Goal
Write out every entry word for word.

Records shown

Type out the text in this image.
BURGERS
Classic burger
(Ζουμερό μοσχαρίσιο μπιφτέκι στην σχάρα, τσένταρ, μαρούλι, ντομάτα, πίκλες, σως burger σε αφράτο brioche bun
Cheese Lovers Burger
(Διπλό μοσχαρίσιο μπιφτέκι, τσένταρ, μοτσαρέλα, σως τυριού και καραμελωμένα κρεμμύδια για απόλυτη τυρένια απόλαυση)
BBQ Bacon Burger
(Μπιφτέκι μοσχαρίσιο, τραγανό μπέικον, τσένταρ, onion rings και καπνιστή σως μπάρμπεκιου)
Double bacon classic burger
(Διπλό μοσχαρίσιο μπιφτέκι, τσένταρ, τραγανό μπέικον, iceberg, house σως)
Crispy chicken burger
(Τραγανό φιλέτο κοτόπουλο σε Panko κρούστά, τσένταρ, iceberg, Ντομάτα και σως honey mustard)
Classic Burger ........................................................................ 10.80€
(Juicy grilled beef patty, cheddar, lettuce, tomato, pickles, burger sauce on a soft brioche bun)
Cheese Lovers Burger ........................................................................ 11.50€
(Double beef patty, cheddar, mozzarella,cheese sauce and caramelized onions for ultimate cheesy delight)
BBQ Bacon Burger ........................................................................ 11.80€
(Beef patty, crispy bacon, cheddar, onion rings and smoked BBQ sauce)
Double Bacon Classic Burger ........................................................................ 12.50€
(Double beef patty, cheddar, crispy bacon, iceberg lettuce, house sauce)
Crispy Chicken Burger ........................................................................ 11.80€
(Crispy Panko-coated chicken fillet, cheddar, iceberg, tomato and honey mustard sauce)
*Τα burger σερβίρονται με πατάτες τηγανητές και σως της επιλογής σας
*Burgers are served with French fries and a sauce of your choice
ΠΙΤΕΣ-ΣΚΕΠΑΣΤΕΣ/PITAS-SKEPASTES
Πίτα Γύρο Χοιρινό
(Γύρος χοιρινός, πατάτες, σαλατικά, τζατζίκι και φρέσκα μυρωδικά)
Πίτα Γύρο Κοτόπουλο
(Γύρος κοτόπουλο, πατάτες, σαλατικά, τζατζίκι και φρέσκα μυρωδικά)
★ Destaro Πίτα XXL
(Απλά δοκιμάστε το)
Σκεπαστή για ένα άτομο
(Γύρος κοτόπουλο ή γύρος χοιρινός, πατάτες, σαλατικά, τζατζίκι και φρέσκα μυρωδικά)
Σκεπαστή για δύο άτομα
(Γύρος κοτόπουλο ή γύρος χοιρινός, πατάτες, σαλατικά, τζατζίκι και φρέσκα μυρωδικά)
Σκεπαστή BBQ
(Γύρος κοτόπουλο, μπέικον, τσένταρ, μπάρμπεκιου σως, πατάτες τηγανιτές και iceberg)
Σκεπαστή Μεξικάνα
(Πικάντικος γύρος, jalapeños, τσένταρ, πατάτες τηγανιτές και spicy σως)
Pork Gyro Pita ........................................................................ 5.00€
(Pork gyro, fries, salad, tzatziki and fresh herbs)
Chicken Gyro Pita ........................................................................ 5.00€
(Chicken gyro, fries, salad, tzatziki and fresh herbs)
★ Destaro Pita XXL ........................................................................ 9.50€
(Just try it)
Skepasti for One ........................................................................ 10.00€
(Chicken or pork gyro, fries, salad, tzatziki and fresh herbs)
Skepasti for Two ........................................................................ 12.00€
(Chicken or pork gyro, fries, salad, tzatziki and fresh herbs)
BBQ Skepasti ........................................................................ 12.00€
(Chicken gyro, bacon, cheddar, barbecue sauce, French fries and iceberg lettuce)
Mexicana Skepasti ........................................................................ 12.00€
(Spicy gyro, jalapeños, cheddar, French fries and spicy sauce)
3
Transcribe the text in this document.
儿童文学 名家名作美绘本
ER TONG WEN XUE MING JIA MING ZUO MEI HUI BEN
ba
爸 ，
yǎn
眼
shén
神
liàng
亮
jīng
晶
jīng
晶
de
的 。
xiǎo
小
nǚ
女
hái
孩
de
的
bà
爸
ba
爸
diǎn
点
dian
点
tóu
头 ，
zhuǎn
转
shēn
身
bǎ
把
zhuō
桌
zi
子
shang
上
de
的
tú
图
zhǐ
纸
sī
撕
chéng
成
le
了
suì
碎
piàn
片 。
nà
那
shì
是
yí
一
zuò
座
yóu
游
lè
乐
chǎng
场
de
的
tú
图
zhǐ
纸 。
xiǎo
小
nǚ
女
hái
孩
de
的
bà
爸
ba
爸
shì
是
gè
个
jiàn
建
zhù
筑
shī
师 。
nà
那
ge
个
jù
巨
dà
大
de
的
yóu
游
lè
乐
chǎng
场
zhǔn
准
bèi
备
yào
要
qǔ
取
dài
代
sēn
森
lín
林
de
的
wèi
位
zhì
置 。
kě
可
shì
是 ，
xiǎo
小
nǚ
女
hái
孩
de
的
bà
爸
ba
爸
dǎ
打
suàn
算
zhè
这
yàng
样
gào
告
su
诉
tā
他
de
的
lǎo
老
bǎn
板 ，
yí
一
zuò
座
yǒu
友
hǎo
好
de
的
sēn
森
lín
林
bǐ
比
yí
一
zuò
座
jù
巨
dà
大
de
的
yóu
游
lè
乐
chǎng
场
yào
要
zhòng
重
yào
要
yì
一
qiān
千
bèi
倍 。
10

Exercise answer
Type out the text in this image.
BURGERS
Classic burger
(Ζουμερό μοσχαρίσιο μπιφτέκι στην σχάρα, τσένταρ, μαρούλι, ντομάτα, πίκλες, σως burger σε αφράτο brioche bun
Cheese Lovers Burger
(Διπλό μοσχαρίσιο μπιφτέκι, τσένταρ, μοτσαρέλα, σως τυριού και καραμελωμένα κρεμμύδια για απόλυτη τυρένια απόλαυση)
BBQ Bacon Burger
(Μπιφτέκι μοσχαρίσιο, τραγανό μπέικον, τσένταρ, onion rings και καπνιστή σως μπάρμπεκιου)
Double bacon classic burger
(Διπλό μοσχαρίσιο μπιφτέκι, τσένταρ, τραγανό μπέικον, iceberg, house σως)
Crispy chicken burger
(Τραγανό φιλέτο κοτόπουλο σε Panko κρούστά, τσένταρ, iceberg, Ντομάτα και σως honey mustard)
Classic Burger ........................................................................ 10.80€
(Juicy grilled beef patty, cheddar, lettuce, tomato, pickles, burger sauce on a soft brioche bun)
Cheese Lovers Burger ........................................................................ 11.50€
(Double beef patty, cheddar, mozzarella,cheese sauce and caramelized onions for ultimate cheesy delight)
BBQ Bacon Burger ........................................................................ 11.80€
(Beef patty, crispy bacon, cheddar, onion rings and smoked BBQ sauce)
Double Bacon Classic Burger ........................................................................ 12.50€
(Double beef patty, cheddar, crispy bacon, iceberg lettuce, house sauce)
Crispy Chicken Burger ........................................................................ 11.80€
(Crispy Panko-coated chicken fillet, cheddar, iceberg, tomato and honey mustard sauce)
*Τα burger σερβίρονται με πατάτες τηγανητές και σως της επιλογής σας
*Burgers are served with French fries and a sauce of your choice
ΠΙΤΕΣ-ΣΚΕΠΑΣΤΕΣ/PITAS-SKEPASTES
Πίτα Γύρο Χοιρινό
(Γύρος χοιρινός, πατάτες, σαλατικά, τζατζίκι και φρέσκα μυρωδικά)
Πίτα Γύρο Κοτόπουλο
(Γύρος κοτόπουλο, πατάτες, σαλατικά, τζατζίκι και φρέσκα μυρωδικά)
★ Destaro Πίτα XXL
(Απλά δοκιμάστε το)
Σκεπαστή για ένα άτομο
(Γύρος κοτόπουλο ή γύρος χοιρινός, πατάτες, σαλατικά, τζατζίκι και φρέσκα μυρωδικά)
Σκεπαστή για δύο άτομα
(Γύρος κοτόπουλο ή γύρος χοιρινός, πατάτες, σαλατικά, τζατζίκι και φρέσκα μυρωδικά)
Σκεπαστή BBQ
(Γύρος κοτόπουλο, μπέικον, τσένταρ, μπάρμπεκιου σως, πατάτες τηγανιτές και iceberg)
Σκεπαστή Μεξικάνα
(Πικάντικος γύρος, jalapeños, τσένταρ, πατάτες τηγανιτές και spicy σως)
Pork Gyro Pita ........................................................................ 5.00€
(Pork gyro, fries, salad, tzatziki and fresh herbs)
Chicken Gyro Pita ........................................................................ 5.00€
(Chicken gyro, fries, salad, tzatziki and fresh herbs)
★ Destaro Pita XXL ........................................................................ 9.50€
(Just try it)
Skepasti for One ........................................................................ 10.00€
(Chicken or pork gyro, fries, salad, tzatziki and fresh herbs)
Skepasti for Two ........................................................................ 12.00€
(Chicken or pork gyro, fries, salad, tzatziki and fresh herbs)
BBQ Skepasti ........................................................................ 12.00€
(Chicken gyro, bacon, cheddar, barbecue sauce, French fries and iceberg lettuce)
Mexicana Skepasti ........................................................................ 12.00€
(Spicy gyro, jalapeños, cheddar, French fries and spicy sauce)
3
Transcribe the text in this document.
儿童文学 名家名作美绘本
ER TONG WEN XUE MING JIA MING ZUO MEI HUI BEN
ba
爸 ，
yǎn
眼
shén
神
liàng
亮
jīng
晶
jīng
晶
de
的 。
xiǎo
小
nǚ
女
hái
孩
de
的
bà
爸
ba
爸
diǎn
点
dian
点
tóu
头 ，
zhuǎn
转
shēn
身
bǎ
把
zhuō
桌
zi
子
shang
上
de
的
tú
图
zhǐ
纸
sī
撕
chéng
成
le
了
suì
碎
piàn
片 。
nà
那
shì
是
yí
一
zuò
座
yóu
游
lè
乐
chǎng
场
de
的
tú
图
zhǐ
纸 。
xiǎo
小
nǚ
女
hái
孩
de
的
bà
爸
ba
爸
shì
是
gè
个
jiàn
建
zhù
筑
shī
师 。
nà
那
ge
个
jù
巨
dà
大
de
的
yóu
游
lè
乐
chǎng
场
zhǔn
准
bèi
备
yào
要
qǔ
取
dài
代
sēn
森
lín
林
de
的
wèi
位
zhì
置 。
kě
可
shì
是 ，
xiǎo
小
nǚ
女
hái
孩
de
的
bà
爸
ba
爸
dǎ
打
suàn
算
zhè
这
yàng
样
gào
告
su
诉
tā
他
de
的
lǎo
老
bǎn
板 ，
yí
一
zuò
座
yǒu
友
hǎo
好
de
的
sēn
森
lín
林
bǐ
比
yí
一
zuò
座
jù
巨
dà
大
de
的
yóu
游
lè
乐
chǎng
场
yào
要
zhòng
重
yào
要
yì
一
qiān
千
bèi
倍 。
10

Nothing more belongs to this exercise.